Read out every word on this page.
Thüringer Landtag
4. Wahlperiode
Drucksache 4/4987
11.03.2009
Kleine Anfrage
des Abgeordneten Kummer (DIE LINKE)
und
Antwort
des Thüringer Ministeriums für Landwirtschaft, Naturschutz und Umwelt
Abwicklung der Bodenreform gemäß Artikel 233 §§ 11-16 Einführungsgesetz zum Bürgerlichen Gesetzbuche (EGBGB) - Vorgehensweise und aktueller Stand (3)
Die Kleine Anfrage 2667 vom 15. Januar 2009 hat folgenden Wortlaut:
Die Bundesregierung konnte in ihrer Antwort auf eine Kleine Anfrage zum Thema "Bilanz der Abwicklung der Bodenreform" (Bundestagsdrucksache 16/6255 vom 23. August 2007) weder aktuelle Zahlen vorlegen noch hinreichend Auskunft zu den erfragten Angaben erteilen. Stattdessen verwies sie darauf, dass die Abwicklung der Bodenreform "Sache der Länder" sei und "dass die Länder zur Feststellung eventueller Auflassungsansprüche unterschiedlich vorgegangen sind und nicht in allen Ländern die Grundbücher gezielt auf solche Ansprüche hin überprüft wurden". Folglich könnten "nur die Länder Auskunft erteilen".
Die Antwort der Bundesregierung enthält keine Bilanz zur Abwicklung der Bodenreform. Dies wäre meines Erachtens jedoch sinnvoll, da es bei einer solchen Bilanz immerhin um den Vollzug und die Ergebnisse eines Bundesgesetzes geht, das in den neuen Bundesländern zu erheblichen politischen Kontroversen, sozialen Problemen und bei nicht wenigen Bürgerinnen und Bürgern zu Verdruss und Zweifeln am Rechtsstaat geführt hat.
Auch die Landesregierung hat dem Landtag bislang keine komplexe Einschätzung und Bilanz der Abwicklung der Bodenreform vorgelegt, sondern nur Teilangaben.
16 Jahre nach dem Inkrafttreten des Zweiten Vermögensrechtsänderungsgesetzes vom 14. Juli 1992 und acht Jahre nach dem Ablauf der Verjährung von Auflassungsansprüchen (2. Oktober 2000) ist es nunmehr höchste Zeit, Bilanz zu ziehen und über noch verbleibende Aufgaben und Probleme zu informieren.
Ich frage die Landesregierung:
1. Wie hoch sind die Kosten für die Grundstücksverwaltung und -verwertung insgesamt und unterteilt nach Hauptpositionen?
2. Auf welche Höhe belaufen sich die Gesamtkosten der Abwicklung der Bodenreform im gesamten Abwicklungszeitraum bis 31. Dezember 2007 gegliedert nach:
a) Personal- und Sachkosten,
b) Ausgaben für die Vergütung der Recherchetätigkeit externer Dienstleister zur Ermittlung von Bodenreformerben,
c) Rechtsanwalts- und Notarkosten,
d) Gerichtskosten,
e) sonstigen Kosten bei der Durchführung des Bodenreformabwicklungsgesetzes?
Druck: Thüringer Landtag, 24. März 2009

-*-

From the listing above, copy every line that includes the word "Kleine".

* Finished exercise *
Kleine Anfrage
Die Kleine Anfrage 2667 vom 15. Januar 2009 hat folgenden Wortlaut:
Die Bundesregierung konnte in ihrer Antwort auf eine Kleine Anfrage zum Thema "Bilanz der Abwicklung der Bodenreform" (Bundestagsdrucksache 16/6255 vom 23. August 2007) weder aktuelle Zahlen vorlegen noch hinreichend Auskunft zu den erfragten Angaben erteilen. Stattdessen verwies sie darauf, dass die Abwicklung der Bodenreform "Sache der Länder" sei und "dass die Länder zur Feststellung eventueller Auflassungsansprüche unterschiedlich vorgegangen sind und nicht in allen Ländern die Grundbücher gezielt auf solche Ansprüche hin überprüft wurden". Folglich könnten "nur die Länder Auskunft erteilen".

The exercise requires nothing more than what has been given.